Among the entries below, count the lines where the string "type" occurs, and give only the number.

--- Start of Extracted information ---

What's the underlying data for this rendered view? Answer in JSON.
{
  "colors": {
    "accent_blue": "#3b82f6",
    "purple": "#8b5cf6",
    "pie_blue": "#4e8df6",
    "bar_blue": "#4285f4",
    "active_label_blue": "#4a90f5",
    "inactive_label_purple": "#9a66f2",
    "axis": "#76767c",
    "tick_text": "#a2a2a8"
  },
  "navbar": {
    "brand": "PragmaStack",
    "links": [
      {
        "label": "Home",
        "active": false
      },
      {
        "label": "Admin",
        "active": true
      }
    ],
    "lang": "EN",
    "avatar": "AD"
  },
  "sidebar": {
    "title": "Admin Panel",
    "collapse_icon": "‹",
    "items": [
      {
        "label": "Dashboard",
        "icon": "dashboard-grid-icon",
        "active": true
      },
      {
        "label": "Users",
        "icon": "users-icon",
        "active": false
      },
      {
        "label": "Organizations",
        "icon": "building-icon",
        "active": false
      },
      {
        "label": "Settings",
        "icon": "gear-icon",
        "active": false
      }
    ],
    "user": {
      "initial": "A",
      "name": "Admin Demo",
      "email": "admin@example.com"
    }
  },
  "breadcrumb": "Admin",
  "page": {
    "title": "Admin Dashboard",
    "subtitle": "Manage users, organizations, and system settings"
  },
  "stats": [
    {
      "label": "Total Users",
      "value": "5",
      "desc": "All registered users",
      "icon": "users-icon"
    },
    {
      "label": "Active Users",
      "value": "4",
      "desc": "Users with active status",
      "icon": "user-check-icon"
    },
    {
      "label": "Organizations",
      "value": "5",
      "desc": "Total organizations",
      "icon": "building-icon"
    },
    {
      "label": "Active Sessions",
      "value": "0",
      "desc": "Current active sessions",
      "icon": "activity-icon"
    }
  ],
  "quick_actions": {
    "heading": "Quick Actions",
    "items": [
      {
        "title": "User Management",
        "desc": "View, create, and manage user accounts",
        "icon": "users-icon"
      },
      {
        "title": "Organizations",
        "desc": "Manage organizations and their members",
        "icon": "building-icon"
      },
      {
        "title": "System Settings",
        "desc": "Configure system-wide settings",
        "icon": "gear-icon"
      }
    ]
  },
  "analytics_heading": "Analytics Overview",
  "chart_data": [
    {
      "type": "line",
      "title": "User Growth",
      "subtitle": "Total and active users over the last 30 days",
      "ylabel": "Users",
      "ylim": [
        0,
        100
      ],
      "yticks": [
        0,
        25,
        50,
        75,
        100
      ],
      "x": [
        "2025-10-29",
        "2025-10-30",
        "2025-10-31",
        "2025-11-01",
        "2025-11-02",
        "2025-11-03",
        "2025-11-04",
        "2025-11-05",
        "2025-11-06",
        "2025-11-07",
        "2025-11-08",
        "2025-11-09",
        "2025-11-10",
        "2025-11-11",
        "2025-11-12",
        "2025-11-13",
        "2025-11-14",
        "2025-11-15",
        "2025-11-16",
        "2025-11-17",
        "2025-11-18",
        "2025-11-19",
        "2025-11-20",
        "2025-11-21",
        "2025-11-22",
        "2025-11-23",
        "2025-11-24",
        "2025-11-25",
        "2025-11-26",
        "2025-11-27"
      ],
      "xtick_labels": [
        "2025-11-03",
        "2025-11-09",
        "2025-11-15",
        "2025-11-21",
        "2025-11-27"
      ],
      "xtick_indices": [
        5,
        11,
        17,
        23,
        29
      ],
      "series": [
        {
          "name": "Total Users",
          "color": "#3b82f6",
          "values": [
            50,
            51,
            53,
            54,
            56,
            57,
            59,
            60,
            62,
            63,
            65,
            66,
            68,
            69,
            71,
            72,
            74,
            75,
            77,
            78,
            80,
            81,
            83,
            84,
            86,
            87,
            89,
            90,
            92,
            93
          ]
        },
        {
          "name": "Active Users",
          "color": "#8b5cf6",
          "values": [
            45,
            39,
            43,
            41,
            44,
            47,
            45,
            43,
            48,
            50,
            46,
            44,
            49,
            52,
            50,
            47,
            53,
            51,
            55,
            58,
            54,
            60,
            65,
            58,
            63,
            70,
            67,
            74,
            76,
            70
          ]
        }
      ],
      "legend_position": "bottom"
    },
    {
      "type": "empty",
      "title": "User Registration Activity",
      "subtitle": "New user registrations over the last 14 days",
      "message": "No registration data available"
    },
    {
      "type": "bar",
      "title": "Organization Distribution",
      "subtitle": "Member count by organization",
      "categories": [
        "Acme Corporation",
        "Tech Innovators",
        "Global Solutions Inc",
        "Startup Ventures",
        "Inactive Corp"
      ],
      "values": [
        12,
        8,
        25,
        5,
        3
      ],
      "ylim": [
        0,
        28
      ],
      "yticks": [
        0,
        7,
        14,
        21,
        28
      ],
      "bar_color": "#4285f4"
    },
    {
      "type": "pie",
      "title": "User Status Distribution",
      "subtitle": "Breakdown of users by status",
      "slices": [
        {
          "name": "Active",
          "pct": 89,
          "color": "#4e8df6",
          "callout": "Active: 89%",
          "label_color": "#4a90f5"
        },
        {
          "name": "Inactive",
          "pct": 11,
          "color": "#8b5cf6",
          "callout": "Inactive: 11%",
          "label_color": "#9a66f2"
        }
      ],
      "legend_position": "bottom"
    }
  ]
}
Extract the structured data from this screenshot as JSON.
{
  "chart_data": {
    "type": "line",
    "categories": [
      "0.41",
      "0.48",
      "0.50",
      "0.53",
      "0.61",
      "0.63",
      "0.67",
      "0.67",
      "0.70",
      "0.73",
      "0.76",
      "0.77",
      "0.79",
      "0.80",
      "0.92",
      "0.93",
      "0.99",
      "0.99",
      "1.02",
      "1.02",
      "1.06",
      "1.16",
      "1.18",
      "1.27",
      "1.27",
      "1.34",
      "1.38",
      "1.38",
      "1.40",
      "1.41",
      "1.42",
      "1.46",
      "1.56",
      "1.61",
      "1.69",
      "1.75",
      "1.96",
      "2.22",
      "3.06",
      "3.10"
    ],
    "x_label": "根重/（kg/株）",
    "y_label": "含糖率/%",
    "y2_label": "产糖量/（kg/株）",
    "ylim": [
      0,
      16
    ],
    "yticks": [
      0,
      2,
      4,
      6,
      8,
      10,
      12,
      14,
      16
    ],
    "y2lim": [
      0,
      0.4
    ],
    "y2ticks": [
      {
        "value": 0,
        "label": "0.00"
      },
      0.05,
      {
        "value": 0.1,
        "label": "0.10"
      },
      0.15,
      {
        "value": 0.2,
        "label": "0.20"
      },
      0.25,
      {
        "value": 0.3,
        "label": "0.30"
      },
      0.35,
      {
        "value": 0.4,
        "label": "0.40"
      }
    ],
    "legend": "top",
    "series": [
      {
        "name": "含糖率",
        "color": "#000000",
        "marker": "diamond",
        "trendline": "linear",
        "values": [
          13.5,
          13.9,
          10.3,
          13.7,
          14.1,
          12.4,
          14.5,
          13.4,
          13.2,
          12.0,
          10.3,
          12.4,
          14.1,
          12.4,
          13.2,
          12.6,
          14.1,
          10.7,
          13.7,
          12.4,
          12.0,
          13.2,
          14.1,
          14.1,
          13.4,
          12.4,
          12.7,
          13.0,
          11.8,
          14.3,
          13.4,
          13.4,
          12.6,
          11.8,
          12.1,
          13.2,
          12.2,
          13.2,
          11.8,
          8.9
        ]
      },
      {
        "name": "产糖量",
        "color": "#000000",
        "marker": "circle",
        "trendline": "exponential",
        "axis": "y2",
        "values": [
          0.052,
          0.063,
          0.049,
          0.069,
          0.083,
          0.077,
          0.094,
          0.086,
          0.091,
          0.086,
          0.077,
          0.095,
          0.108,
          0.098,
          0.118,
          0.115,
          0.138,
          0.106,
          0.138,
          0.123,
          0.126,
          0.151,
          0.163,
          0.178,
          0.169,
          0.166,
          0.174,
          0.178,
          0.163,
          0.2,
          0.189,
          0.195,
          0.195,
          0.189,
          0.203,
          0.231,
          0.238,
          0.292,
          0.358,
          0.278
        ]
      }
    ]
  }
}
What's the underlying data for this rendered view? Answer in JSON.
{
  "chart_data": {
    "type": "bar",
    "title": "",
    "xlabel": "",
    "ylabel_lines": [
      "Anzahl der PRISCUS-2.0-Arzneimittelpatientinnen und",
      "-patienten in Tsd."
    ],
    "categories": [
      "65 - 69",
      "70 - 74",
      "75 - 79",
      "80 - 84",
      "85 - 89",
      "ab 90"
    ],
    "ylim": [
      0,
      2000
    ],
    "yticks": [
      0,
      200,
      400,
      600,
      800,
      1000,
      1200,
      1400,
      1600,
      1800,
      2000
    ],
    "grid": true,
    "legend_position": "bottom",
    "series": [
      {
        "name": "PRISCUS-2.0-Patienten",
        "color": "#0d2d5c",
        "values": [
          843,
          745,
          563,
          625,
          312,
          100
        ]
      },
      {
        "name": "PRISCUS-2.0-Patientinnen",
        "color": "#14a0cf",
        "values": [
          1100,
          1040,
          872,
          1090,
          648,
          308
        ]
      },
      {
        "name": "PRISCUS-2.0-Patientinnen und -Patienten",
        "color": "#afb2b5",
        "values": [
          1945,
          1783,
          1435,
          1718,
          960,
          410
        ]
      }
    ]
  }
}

--- End of Extracted information ---

▶ Expected answer
6